### GOAL:
Return each line of the listing that contains the string "Griesstr".

───── TASK INPUTS

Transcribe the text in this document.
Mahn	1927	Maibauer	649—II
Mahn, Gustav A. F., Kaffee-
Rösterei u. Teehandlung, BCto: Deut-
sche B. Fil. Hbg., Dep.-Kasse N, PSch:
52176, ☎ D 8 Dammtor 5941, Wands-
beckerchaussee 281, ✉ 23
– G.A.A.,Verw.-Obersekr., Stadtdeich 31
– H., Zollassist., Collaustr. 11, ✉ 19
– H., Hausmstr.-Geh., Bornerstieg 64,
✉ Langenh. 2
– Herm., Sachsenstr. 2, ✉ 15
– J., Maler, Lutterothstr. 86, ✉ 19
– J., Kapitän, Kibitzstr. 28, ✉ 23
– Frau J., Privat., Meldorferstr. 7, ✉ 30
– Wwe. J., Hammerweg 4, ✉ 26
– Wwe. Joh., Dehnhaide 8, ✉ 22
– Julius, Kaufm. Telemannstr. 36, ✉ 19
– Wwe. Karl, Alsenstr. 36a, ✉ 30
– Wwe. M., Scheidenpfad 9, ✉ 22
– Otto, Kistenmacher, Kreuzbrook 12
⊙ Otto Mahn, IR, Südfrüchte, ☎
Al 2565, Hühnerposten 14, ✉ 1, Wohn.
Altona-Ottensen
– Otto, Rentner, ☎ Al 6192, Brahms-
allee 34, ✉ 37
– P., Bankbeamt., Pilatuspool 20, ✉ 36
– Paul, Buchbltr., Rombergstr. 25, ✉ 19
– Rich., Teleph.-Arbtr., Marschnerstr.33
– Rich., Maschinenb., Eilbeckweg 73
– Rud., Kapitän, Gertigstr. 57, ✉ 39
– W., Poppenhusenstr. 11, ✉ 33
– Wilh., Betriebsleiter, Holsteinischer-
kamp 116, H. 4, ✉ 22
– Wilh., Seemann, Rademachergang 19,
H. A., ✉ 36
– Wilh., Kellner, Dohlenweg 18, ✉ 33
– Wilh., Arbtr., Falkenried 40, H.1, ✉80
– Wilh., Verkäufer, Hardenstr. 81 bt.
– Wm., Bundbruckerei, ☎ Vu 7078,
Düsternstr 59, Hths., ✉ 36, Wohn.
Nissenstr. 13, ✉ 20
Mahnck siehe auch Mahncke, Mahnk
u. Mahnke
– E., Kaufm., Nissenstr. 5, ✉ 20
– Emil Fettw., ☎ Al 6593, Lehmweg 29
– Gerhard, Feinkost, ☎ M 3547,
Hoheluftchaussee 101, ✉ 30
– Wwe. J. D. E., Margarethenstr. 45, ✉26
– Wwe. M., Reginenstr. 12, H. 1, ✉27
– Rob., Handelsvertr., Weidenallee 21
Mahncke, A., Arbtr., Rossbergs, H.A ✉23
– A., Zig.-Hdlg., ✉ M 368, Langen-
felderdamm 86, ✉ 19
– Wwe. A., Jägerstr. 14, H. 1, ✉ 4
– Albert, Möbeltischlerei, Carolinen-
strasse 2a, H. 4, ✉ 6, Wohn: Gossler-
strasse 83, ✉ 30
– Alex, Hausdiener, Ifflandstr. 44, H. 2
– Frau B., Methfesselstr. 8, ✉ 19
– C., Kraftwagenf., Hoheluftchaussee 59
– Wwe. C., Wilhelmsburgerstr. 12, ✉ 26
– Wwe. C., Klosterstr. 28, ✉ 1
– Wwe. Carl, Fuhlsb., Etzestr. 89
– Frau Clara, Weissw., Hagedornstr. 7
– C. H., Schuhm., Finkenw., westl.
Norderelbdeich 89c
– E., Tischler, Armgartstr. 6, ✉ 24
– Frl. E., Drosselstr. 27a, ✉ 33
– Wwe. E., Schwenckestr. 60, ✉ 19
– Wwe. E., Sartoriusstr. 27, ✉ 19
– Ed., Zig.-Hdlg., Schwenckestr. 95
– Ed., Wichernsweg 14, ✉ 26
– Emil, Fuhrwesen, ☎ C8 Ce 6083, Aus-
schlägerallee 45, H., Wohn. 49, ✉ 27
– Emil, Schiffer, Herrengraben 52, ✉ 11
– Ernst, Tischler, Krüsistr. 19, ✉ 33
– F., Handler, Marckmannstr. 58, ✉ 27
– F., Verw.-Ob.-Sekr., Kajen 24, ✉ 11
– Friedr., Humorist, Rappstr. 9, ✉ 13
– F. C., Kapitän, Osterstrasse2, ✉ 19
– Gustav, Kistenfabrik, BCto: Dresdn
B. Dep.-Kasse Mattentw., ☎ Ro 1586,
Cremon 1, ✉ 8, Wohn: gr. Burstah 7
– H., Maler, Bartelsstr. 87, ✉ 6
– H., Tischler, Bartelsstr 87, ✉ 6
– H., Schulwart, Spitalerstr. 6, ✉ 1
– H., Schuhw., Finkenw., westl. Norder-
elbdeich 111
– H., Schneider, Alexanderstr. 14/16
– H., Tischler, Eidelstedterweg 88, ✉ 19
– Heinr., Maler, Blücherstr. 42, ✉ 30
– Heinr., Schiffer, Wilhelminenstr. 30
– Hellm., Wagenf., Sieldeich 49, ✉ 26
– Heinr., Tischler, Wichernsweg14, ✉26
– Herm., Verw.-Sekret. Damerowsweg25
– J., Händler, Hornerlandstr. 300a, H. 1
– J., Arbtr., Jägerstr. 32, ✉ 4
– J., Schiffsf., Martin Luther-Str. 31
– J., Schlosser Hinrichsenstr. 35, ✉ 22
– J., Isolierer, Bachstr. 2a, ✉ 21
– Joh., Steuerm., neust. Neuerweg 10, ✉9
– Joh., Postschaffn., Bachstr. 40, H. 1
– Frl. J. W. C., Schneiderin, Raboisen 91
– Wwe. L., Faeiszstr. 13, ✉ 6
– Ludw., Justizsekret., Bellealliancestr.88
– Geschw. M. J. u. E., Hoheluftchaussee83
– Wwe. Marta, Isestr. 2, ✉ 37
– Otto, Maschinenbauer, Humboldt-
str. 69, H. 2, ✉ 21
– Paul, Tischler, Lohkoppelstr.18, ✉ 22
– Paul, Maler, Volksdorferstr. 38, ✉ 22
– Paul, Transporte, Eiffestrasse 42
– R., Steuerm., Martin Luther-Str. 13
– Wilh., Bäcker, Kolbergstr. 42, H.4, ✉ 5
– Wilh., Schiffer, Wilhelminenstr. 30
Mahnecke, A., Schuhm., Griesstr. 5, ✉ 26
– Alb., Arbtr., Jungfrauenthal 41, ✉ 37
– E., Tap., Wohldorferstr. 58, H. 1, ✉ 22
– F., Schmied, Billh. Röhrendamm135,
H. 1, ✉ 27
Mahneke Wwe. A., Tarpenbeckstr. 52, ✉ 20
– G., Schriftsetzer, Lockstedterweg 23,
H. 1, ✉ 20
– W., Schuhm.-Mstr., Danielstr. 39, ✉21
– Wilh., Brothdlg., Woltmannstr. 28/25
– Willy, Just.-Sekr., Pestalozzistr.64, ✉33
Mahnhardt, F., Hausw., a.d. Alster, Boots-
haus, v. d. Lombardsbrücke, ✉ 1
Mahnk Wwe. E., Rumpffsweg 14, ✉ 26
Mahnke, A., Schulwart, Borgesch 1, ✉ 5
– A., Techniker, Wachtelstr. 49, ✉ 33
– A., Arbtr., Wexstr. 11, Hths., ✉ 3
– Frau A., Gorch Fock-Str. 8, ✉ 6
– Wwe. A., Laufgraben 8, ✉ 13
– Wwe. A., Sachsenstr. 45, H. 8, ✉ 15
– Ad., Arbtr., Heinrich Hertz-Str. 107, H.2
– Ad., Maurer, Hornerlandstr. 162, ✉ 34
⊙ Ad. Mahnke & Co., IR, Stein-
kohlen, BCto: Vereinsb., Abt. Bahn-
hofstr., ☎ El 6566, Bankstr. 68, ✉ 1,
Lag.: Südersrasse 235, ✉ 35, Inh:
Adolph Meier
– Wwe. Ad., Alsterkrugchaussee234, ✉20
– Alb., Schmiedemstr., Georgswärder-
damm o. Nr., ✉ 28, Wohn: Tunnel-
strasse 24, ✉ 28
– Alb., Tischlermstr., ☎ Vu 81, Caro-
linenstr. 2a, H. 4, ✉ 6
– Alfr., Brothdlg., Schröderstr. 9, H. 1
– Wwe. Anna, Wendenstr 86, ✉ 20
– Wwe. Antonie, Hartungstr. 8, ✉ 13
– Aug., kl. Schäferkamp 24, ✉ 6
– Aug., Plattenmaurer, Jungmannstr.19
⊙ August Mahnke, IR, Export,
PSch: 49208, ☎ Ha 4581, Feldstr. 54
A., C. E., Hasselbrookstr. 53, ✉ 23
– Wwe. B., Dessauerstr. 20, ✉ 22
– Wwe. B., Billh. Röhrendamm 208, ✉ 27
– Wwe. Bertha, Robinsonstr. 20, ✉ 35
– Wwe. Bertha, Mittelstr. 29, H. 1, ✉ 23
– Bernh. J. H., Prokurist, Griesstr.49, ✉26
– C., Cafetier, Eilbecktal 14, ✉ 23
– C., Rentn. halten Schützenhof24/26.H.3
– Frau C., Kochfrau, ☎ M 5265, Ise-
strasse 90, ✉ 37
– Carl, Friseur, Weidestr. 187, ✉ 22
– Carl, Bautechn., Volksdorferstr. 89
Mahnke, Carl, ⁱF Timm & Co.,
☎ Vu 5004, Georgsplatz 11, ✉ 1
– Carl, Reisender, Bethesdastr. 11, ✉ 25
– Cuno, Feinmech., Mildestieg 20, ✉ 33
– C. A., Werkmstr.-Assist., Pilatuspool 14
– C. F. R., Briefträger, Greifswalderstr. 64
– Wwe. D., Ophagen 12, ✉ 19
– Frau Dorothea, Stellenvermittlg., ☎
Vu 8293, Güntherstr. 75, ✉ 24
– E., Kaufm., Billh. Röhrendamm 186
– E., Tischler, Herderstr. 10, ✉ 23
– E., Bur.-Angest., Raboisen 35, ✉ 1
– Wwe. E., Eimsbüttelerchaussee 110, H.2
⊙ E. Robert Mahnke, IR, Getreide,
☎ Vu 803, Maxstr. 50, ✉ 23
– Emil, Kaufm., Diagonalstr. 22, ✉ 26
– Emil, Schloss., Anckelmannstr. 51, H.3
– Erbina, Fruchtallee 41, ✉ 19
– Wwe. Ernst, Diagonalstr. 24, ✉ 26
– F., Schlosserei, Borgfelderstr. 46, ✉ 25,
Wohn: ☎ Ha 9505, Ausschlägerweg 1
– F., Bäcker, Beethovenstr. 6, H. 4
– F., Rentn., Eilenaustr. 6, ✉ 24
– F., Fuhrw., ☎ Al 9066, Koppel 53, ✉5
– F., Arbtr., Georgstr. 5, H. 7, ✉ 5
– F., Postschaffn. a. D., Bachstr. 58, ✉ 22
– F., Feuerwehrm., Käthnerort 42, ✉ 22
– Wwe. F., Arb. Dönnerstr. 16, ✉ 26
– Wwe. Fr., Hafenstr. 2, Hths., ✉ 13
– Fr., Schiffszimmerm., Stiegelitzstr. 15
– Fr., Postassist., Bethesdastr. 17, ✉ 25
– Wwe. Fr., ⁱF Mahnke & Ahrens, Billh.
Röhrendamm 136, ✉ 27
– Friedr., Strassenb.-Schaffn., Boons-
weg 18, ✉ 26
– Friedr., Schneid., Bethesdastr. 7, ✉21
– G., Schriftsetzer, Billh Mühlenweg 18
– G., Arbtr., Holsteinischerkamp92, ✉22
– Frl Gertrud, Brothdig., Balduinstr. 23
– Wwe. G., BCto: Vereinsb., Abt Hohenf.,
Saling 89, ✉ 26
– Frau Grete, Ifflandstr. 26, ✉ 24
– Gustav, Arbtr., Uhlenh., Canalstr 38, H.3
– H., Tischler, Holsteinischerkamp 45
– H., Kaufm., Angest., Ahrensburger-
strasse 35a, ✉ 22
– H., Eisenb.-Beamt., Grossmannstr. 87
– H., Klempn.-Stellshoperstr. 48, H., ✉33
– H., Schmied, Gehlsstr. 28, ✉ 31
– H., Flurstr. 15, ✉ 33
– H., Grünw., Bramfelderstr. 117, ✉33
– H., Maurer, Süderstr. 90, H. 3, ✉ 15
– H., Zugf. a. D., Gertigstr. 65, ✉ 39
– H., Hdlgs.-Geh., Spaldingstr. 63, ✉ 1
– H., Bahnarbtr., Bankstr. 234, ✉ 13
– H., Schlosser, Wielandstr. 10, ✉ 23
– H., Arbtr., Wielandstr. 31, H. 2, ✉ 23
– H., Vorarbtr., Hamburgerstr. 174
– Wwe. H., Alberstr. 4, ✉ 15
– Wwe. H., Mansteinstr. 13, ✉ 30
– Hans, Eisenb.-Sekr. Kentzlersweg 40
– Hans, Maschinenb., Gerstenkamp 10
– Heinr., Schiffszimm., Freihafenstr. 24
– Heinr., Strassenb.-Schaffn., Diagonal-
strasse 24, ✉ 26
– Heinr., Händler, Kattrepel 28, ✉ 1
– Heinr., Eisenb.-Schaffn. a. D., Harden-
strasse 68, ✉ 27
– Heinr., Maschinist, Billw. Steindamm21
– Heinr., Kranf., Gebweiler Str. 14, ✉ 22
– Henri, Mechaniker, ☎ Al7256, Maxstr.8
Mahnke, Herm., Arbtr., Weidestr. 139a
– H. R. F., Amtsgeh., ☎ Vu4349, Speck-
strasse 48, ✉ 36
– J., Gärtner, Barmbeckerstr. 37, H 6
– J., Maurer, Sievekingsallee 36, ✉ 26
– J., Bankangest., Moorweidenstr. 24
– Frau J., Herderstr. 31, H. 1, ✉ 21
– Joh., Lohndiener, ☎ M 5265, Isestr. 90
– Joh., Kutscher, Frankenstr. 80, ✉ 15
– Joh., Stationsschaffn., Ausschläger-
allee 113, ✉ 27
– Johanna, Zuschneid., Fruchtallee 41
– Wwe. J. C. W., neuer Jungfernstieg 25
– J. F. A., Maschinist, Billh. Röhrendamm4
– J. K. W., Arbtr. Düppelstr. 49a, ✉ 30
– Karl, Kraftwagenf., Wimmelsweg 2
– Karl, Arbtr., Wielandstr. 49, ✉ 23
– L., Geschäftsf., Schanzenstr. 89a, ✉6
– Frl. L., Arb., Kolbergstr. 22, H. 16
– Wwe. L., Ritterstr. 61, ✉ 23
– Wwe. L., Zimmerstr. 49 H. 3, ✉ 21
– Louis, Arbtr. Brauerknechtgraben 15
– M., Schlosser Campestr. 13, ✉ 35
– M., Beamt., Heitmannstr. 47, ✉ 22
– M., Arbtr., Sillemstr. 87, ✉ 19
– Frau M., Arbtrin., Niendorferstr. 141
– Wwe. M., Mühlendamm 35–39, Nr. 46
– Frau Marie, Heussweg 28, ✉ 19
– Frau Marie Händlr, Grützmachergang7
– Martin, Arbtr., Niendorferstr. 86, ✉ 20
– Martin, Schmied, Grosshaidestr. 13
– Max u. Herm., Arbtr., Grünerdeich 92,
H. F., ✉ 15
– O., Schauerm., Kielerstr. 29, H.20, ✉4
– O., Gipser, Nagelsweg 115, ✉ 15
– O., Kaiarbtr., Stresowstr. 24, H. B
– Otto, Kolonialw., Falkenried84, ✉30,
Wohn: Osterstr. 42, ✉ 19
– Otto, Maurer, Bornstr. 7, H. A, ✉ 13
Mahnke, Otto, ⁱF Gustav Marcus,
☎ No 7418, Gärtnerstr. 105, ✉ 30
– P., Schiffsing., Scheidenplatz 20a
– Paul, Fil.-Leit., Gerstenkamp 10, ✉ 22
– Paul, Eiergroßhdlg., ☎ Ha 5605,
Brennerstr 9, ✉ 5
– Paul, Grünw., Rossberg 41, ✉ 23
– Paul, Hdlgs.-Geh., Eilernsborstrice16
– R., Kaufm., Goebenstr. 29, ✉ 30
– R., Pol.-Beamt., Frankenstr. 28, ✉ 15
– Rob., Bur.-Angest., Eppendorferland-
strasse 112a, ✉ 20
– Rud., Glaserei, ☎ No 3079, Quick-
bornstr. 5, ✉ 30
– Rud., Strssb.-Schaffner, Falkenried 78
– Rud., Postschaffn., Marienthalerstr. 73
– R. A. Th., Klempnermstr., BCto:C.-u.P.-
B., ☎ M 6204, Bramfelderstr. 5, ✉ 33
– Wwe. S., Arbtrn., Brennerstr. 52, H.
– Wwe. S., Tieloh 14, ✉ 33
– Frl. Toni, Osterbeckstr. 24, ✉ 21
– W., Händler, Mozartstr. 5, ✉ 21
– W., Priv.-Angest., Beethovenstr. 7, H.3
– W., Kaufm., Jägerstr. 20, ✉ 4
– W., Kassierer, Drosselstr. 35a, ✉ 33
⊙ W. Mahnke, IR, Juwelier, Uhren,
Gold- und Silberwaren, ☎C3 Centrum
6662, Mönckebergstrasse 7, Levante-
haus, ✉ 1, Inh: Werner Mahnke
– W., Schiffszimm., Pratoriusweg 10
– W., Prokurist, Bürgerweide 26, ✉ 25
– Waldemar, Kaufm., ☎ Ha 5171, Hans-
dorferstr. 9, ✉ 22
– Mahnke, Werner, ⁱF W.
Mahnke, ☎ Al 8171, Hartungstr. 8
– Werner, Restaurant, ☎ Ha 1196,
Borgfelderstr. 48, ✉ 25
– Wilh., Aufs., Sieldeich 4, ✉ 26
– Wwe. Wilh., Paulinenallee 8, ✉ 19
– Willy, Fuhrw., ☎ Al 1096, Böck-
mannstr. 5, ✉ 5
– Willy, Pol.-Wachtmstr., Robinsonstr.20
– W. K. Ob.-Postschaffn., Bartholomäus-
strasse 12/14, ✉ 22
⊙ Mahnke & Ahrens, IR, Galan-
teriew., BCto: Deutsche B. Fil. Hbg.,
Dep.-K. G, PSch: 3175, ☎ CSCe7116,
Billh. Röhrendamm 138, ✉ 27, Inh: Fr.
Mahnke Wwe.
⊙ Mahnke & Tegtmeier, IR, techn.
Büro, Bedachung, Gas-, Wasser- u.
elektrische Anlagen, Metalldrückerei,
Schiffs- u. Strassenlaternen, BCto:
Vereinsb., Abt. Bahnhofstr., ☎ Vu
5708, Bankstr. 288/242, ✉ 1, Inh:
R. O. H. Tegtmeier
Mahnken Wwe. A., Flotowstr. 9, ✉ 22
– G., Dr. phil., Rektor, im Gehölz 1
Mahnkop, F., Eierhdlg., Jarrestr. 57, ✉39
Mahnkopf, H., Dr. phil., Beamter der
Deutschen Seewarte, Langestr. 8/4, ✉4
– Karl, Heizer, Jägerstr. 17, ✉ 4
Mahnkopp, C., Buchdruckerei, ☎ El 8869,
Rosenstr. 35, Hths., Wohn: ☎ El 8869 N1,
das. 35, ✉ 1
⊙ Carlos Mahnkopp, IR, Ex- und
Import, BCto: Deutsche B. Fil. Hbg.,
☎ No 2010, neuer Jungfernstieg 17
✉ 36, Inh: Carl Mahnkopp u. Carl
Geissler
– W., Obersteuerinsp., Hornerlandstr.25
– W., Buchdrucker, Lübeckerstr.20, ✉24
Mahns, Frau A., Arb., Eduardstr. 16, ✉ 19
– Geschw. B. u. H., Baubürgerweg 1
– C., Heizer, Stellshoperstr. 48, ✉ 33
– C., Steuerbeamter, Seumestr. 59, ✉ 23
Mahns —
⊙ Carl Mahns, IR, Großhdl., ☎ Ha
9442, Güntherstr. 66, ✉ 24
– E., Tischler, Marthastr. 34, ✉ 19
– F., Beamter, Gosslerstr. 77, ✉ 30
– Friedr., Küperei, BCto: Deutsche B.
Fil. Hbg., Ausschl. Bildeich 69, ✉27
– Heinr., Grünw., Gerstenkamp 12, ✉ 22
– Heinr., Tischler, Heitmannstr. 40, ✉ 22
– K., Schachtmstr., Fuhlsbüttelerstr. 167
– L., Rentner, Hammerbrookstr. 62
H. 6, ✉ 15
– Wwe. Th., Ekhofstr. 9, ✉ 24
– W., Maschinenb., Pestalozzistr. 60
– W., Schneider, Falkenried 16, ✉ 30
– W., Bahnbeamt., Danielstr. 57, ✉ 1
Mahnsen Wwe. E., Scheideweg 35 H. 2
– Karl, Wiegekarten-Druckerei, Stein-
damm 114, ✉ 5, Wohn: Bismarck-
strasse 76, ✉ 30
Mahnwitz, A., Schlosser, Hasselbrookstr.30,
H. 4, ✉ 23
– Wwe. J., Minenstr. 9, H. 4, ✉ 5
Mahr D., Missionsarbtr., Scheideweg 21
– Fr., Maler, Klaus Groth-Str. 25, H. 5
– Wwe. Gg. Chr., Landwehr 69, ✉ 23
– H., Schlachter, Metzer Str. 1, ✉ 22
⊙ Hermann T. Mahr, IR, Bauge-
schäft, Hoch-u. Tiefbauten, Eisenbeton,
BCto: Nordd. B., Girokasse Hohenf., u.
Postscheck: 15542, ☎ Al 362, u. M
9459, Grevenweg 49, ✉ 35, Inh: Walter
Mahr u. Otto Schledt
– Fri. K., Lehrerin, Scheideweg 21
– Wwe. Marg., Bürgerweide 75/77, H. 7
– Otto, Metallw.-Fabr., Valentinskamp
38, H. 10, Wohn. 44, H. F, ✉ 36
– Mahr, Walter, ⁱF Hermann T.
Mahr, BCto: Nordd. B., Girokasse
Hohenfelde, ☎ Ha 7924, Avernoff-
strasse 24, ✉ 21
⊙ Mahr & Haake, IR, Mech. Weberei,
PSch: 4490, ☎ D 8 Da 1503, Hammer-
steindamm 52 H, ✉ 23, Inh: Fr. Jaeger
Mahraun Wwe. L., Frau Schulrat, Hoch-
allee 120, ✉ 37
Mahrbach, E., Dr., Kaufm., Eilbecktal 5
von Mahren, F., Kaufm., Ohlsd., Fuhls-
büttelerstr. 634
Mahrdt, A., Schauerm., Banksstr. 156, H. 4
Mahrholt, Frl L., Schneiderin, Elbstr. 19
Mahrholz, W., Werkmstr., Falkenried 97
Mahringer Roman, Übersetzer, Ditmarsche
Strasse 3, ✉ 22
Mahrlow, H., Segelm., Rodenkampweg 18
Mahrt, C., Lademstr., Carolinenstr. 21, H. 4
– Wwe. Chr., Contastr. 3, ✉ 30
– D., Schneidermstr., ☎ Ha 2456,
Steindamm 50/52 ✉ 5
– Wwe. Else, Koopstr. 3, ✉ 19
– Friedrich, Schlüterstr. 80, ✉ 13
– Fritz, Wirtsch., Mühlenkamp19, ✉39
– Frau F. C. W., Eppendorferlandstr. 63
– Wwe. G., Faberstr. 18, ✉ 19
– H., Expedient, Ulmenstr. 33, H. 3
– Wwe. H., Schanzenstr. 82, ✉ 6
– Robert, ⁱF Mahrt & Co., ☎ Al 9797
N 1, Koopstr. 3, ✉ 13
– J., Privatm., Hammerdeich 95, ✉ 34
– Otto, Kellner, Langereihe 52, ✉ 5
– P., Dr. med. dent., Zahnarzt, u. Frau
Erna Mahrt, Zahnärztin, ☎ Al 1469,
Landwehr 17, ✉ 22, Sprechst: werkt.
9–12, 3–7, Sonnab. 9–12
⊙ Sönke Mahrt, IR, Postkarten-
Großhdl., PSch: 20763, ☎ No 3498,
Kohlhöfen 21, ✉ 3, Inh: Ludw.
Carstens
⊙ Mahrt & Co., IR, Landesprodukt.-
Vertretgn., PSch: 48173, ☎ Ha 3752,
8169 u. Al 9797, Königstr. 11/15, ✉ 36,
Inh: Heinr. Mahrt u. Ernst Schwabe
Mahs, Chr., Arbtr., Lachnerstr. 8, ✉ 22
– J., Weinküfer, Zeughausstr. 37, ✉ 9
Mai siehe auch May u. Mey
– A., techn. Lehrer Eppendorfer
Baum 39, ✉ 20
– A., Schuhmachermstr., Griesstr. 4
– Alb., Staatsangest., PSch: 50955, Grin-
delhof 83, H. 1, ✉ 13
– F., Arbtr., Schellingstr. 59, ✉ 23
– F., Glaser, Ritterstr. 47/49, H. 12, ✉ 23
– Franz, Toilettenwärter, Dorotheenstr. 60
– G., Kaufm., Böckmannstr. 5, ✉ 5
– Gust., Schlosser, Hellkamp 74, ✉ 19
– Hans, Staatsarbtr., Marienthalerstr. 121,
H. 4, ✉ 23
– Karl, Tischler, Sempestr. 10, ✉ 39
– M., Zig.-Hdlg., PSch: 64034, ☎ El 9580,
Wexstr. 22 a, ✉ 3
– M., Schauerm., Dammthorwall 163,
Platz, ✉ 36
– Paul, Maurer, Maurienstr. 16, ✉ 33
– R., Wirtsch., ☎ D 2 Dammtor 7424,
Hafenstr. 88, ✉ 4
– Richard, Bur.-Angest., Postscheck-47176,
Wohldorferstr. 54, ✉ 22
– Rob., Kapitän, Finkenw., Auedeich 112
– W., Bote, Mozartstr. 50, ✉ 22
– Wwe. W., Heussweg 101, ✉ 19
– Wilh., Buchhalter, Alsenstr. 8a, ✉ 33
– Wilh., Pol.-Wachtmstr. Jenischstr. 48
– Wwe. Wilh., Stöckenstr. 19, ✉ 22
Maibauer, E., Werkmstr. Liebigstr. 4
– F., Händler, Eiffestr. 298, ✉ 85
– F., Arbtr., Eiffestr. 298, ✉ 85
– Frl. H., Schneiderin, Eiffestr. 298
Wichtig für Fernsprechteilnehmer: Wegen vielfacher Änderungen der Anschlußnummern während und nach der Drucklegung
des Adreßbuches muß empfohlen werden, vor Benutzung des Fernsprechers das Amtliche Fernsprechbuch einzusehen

──────────

### CORRECT OUTPUT:
Mahnecke, A., Schuhm., Griesstr. 5, ✉ 26
– Bernh. J. H., Prokurist, Griesstr.49, ✉26
– A., Schuhmachermstr., Griesstr. 4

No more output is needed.